-- BEGIN Excerpted data --

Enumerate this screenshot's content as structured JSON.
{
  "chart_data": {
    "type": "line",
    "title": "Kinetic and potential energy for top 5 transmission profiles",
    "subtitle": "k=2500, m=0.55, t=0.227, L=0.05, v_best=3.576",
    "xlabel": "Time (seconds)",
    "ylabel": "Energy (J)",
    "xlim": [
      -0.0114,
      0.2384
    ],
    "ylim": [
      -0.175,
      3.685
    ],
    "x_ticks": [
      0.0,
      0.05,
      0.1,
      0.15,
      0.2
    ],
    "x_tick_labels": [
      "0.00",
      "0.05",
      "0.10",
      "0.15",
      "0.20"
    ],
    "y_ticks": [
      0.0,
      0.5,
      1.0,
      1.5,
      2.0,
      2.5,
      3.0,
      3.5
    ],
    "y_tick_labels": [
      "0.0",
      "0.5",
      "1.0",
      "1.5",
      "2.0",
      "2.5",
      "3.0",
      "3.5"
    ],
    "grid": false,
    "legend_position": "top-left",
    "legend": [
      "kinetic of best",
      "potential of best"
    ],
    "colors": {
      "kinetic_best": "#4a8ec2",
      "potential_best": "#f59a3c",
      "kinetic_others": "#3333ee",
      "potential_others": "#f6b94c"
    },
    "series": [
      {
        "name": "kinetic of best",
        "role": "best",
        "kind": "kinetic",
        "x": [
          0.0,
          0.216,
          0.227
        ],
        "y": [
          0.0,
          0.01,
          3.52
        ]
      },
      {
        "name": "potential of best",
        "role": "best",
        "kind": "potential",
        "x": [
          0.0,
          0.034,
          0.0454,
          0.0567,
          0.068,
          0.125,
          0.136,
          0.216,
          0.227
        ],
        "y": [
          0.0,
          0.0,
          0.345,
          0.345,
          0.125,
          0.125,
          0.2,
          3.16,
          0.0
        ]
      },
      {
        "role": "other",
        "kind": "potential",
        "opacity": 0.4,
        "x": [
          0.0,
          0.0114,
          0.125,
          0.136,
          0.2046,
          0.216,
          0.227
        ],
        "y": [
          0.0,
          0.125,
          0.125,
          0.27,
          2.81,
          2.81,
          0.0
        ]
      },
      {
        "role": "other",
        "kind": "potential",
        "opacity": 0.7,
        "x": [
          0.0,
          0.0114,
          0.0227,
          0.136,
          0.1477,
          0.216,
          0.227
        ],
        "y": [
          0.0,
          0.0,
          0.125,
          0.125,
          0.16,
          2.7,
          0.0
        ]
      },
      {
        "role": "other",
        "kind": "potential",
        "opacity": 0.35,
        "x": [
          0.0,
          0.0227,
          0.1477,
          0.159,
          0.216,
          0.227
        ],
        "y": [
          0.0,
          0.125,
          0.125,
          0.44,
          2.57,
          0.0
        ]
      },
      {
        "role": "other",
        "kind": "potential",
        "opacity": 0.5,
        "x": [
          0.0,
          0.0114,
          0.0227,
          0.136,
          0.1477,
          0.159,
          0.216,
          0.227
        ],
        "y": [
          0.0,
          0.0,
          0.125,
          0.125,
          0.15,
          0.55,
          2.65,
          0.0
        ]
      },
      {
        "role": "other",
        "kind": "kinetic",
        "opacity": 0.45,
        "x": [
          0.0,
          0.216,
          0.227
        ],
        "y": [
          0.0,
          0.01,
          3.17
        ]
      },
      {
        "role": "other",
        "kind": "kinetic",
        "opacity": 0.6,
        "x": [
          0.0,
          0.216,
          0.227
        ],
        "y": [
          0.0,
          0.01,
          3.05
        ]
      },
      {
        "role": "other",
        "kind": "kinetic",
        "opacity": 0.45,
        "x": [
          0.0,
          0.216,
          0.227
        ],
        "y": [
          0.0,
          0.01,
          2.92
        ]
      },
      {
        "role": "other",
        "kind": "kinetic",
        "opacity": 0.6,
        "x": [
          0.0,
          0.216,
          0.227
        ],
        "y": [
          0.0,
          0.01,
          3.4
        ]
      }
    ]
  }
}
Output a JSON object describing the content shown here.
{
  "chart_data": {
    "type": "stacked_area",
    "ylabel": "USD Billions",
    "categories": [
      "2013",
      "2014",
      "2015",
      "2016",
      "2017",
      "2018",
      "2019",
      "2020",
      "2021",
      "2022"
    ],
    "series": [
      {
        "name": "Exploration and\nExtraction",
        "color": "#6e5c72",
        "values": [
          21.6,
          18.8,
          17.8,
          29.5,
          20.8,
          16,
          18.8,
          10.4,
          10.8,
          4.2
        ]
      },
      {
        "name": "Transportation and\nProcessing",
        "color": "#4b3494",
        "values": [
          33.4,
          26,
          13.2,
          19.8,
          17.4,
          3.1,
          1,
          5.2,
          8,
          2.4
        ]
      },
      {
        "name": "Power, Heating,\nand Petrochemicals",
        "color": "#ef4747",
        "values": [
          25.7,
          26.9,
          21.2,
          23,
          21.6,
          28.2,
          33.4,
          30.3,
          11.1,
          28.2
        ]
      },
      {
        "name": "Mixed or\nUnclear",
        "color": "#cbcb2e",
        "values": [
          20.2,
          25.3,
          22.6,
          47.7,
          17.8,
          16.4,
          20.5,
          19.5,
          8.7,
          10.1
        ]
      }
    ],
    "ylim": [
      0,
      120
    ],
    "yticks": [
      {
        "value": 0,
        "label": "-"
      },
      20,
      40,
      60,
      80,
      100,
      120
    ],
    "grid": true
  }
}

-- END Excerpted data --

Find the word "ylabel" in the material, then list each line that holds it.

**Written answer**.
    "ylabel": "Energy (J)",
    "ylabel": "USD Billions",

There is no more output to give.